Type the records out again in full, exactly.

## Supplied material:
>>>>

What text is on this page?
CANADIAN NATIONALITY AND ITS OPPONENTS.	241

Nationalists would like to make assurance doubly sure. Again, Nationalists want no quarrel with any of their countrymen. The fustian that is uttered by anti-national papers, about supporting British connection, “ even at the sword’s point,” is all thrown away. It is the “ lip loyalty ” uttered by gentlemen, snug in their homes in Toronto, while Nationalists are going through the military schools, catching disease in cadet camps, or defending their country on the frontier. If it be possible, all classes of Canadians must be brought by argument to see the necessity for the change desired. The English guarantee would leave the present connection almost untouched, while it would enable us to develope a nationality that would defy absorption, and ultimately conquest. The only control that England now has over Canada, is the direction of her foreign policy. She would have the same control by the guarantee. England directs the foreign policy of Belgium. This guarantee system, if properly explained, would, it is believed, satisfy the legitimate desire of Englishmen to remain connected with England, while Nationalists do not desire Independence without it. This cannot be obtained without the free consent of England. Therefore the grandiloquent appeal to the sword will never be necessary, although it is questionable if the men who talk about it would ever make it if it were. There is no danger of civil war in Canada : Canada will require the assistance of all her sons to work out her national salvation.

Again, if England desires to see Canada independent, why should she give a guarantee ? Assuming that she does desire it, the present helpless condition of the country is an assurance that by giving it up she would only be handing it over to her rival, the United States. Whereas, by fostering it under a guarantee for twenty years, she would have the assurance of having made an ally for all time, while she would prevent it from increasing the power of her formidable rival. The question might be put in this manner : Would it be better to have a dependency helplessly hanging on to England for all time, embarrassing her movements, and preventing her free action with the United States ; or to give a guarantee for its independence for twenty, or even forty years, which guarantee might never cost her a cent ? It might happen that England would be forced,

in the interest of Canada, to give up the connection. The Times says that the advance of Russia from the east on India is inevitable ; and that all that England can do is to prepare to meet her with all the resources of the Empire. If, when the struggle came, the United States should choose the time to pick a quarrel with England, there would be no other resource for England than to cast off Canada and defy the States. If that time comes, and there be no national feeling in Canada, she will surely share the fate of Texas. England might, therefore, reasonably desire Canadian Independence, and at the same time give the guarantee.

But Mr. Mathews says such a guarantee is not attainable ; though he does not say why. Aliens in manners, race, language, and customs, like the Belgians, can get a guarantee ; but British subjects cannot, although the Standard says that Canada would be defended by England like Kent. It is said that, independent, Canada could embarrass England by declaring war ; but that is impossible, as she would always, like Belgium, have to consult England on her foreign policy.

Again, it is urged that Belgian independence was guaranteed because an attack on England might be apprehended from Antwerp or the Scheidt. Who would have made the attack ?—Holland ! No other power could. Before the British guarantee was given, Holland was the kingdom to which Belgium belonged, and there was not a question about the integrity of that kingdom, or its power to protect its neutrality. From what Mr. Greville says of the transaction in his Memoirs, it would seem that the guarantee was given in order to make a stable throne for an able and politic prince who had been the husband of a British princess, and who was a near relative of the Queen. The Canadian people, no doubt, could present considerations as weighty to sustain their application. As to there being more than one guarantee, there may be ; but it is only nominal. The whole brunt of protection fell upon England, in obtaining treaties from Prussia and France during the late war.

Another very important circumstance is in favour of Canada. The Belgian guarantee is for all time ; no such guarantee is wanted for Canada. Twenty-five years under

<<<<

## Complete response:
What text is on this page?
CANADIAN NATIONALITY AND ITS OPPONENTS.	241

Nationalists would like to make assurance doubly sure. Again, Nationalists want no quarrel with any of their countrymen. The fustian that is uttered by anti-national papers, about supporting British connection, “ even at the sword’s point,” is all thrown away. It is the “ lip loyalty ” uttered by gentlemen, snug in their homes in Toronto, while Nationalists are going through the military schools, catching disease in cadet camps, or defending their country on the frontier. If it be possible, all classes of Canadians must be brought by argument to see the necessity for the change desired. The English guarantee would leave the present connection almost untouched, while it would enable us to develope a nationality that would defy absorption, and ultimately conquest. The only control that England now has over Canada, is the direction of her foreign policy. She would have the same control by the guarantee. England directs the foreign policy of Belgium. This guarantee system, if properly explained, would, it is believed, satisfy the legitimate desire of Englishmen to remain connected with England, while Nationalists do not desire Independence without it. This cannot be obtained without the free consent of England. Therefore the grandiloquent appeal to the sword will never be necessary, although it is questionable if the men who talk about it would ever make it if it were. There is no danger of civil war in Canada : Canada will require the assistance of all her sons to work out her national salvation.

Again, if England desires to see Canada independent, why should she give a guarantee ? Assuming that she does desire it, the present helpless condition of the country is an assurance that by giving it up she would only be handing it over to her rival, the United States. Whereas, by fostering it under a guarantee for twenty years, she would have the assurance of having made an ally for all time, while she would prevent it from increasing the power of her formidable rival. The question might be put in this manner : Would it be better to have a dependency helplessly hanging on to England for all time, embarrassing her movements, and preventing her free action with the United States ; or to give a guarantee for its independence for twenty, or even forty years, which guarantee might never cost her a cent ? It might happen that England would be forced,

in the interest of Canada, to give up the connection. The Times says that the advance of Russia from the east on India is inevitable ; and that all that England can do is to prepare to meet her with all the resources of the Empire. If, when the struggle came, the United States should choose the time to pick a quarrel with England, there would be no other resource for England than to cast off Canada and defy the States. If that time comes, and there be no national feeling in Canada, she will surely share the fate of Texas. England might, therefore, reasonably desire Canadian Independence, and at the same time give the guarantee.

But Mr. Mathews says such a guarantee is not attainable ; though he does not say why. Aliens in manners, race, language, and customs, like the Belgians, can get a guarantee ; but British subjects cannot, although the Standard says that Canada would be defended by England like Kent. It is said that, independent, Canada could embarrass England by declaring war ; but that is impossible, as she would always, like Belgium, have to consult England on her foreign policy.

Again, it is urged that Belgian independence was guaranteed because an attack on England might be apprehended from Antwerp or the Scheidt. Who would have made the attack ?—Holland ! No other power could. Before the British guarantee was given, Holland was the kingdom to which Belgium belonged, and there was not a question about the integrity of that kingdom, or its power to protect its neutrality. From what Mr. Greville says of the transaction in his Memoirs, it would seem that the guarantee was given in order to make a stable throne for an able and politic prince who had been the husband of a British princess, and who was a near relative of the Queen. The Canadian people, no doubt, could present considerations as weighty to sustain their application. As to there being more than one guarantee, there may be ; but it is only nominal. The whole brunt of protection fell upon England, in obtaining treaties from Prussia and France during the late war.

Another very important circumstance is in favour of Canada. The Belgian guarantee is for all time ; no such guarantee is wanted for Canada. Twenty-five years under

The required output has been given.